PROBLEM DESCRIPTION: Write out the entries below once more, exactly, with the pictures left out.

DATASET:
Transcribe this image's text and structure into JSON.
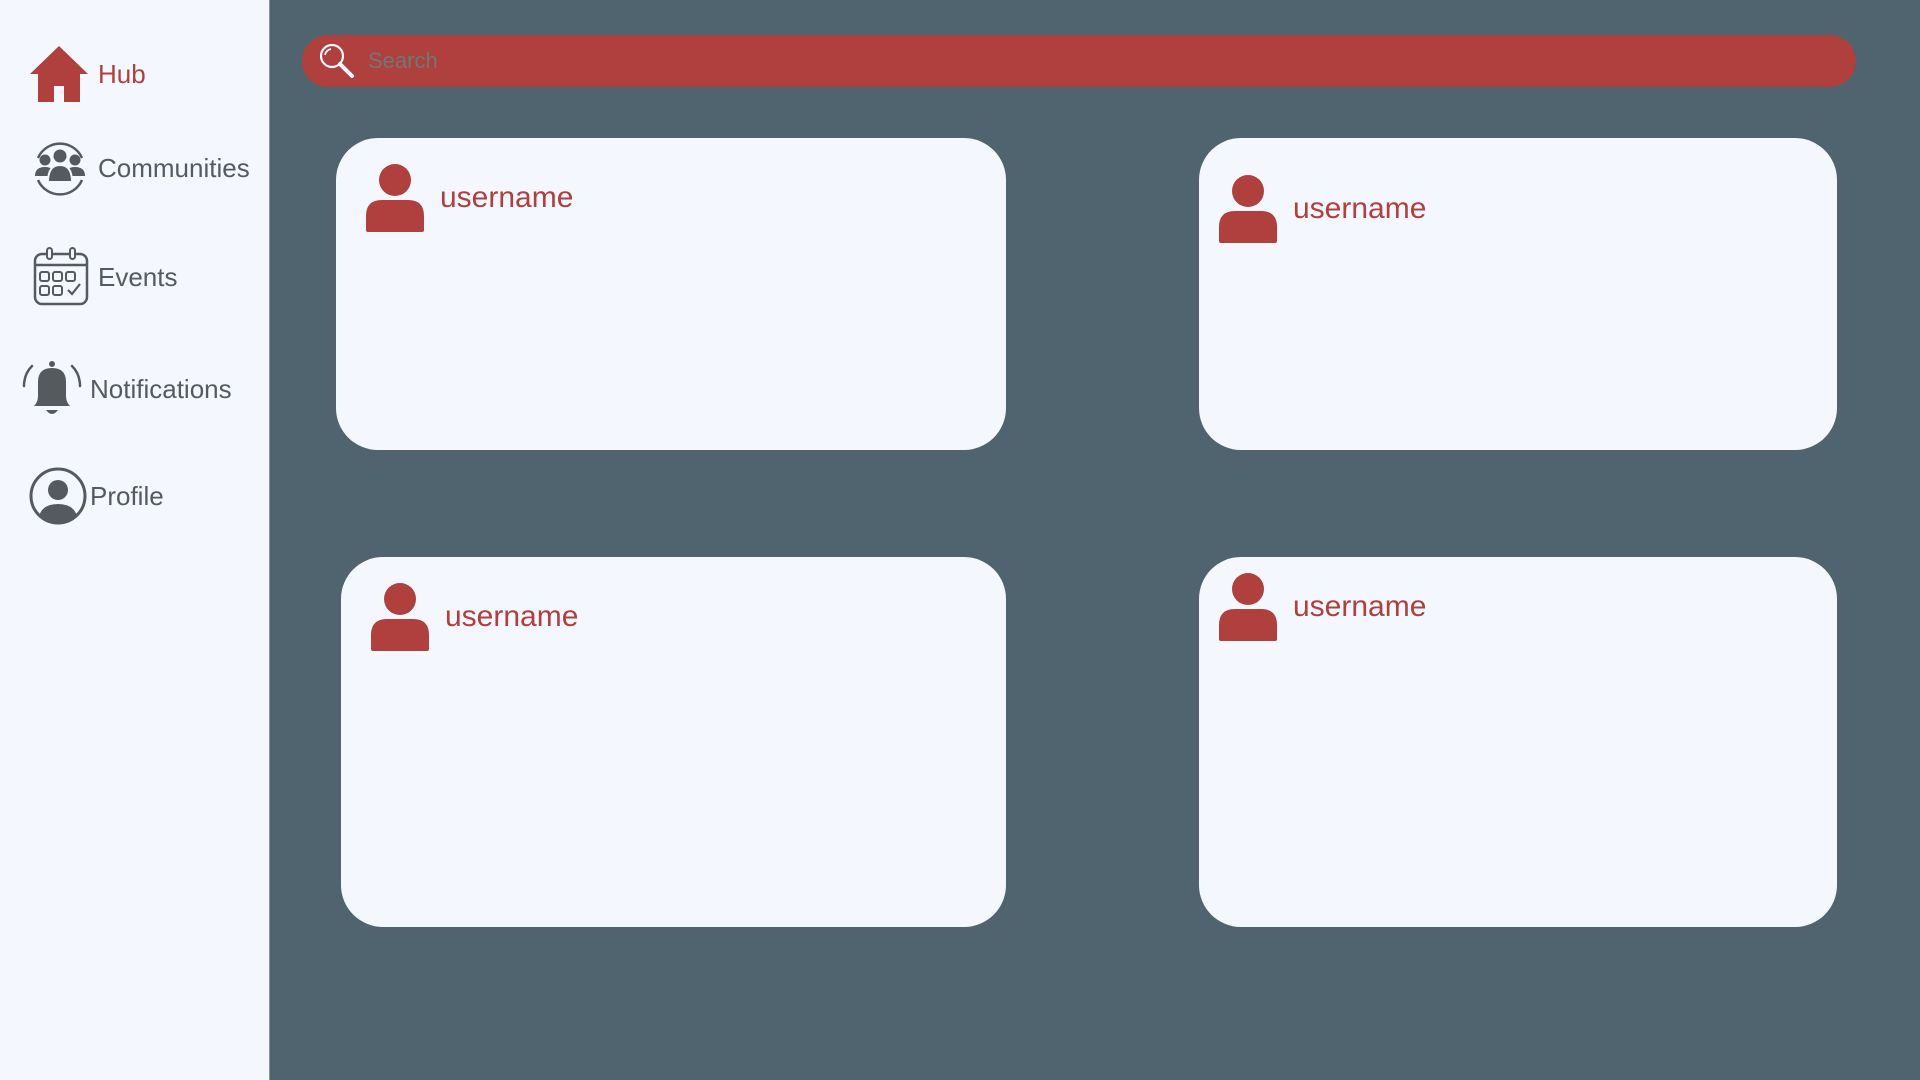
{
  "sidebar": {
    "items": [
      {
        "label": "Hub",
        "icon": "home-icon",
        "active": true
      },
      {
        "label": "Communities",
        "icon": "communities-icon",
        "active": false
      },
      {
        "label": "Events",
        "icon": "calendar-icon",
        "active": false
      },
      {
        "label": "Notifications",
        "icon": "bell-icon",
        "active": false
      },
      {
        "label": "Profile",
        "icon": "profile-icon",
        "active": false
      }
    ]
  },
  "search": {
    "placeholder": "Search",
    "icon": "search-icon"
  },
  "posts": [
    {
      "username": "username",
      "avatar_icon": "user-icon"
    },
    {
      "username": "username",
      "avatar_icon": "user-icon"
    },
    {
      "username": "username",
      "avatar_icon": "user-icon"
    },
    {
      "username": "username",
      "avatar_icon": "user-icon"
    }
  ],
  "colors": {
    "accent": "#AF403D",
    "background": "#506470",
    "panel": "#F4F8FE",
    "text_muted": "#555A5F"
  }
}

WRITTEN ANSWER:
Transcribe this image's text and structure into JSON.
{
  "sidebar": {
    "items": [
      {
        "label": "Hub",
        "icon": "home-icon",
        "active": true
      },
      {
        "label": "Communities",
        "icon": "communities-icon",
        "active": false
      },
      {
        "label": "Events",
        "icon": "calendar-icon",
        "active": false
      },
      {
        "label": "Notifications",
        "icon": "bell-icon",
        "active": false
      },
      {
        "label": "Profile",
        "icon": "profile-icon",
        "active": false
      }
    ]
  },
  "search": {
    "placeholder": "Search",
    "icon": "search-icon"
  },
  "posts": [
    {
      "username": "username",
      "avatar_icon": "user-icon"
    },
    {
      "username": "username",
      "avatar_icon": "user-icon"
    },
    {
      "username": "username",
      "avatar_icon": "user-icon"
    },
    {
      "username": "username",
      "avatar_icon": "user-icon"
    }
  ],
  "colors": {
    "accent": "#AF403D",
    "background": "#506470",
    "panel": "#F4F8FE",
    "text_muted": "#555A5F"
  }
}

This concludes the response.